-- Start Supplied information --

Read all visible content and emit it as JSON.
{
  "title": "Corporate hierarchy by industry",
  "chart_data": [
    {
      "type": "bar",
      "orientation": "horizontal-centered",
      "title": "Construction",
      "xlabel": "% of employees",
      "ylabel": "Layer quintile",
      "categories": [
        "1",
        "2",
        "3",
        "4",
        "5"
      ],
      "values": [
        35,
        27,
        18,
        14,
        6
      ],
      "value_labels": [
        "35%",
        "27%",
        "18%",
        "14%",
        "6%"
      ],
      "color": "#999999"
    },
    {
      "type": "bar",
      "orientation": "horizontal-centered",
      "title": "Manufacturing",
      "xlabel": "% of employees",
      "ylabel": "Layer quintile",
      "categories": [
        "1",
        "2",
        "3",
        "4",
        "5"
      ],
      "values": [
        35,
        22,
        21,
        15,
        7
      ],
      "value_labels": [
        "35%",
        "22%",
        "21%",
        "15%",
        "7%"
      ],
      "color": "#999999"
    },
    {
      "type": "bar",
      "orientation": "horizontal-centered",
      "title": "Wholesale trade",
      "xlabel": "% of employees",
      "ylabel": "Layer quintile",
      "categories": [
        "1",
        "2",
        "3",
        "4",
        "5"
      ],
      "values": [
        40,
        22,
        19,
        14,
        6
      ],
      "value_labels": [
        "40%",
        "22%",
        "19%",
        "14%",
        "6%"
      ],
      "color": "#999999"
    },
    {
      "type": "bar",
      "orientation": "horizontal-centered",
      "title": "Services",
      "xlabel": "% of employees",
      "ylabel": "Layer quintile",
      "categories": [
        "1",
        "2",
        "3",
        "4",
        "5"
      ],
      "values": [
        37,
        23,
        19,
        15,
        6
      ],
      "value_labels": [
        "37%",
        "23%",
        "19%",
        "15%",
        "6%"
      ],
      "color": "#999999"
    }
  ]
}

-- End Supplied information --

Task details: Write all of the records out again exactly.

Reply:
Read all visible content and emit it as JSON.
{
  "title": "Corporate hierarchy by industry",
  "chart_data": [
    {
      "type": "bar",
      "orientation": "horizontal-centered",
      "title": "Construction",
      "xlabel": "% of employees",
      "ylabel": "Layer quintile",
      "categories": [
        "1",
        "2",
        "3",
        "4",
        "5"
      ],
      "values": [
        35,
        27,
        18,
        14,
        6
      ],
      "value_labels": [
        "35%",
        "27%",
        "18%",
        "14%",
        "6%"
      ],
      "color": "#999999"
    },
    {
      "type": "bar",
      "orientation": "horizontal-centered",
      "title": "Manufacturing",
      "xlabel": "% of employees",
      "ylabel": "Layer quintile",
      "categories": [
        "1",
        "2",
        "3",
        "4",
        "5"
      ],
      "values": [
        35,
        22,
        21,
        15,
        7
      ],
      "value_labels": [
        "35%",
        "22%",
        "21%",
        "15%",
        "7%"
      ],
      "color": "#999999"
    },
    {
      "type": "bar",
      "orientation": "horizontal-centered",
      "title": "Wholesale trade",
      "xlabel": "% of employees",
      "ylabel": "Layer quintile",
      "categories": [
        "1",
        "2",
        "3",
        "4",
        "5"
      ],
      "values": [
        40,
        22,
        19,
        14,
        6
      ],
      "value_labels": [
        "40%",
        "22%",
        "19%",
        "14%",
        "6%"
      ],
      "color": "#999999"
    },
    {
      "type": "bar",
      "orientation": "horizontal-centered",
      "title": "Services",
      "xlabel": "% of employees",
      "ylabel": "Layer quintile",
      "categories": [
        "1",
        "2",
        "3",
        "4",
        "5"
      ],
      "values": [
        37,
        23,
        19,
        15,
        6
      ],
      "value_labels": [
        "37%",
        "23%",
        "19%",
        "15%",
        "6%"
      ],
      "color": "#999999"
    }
  ]
}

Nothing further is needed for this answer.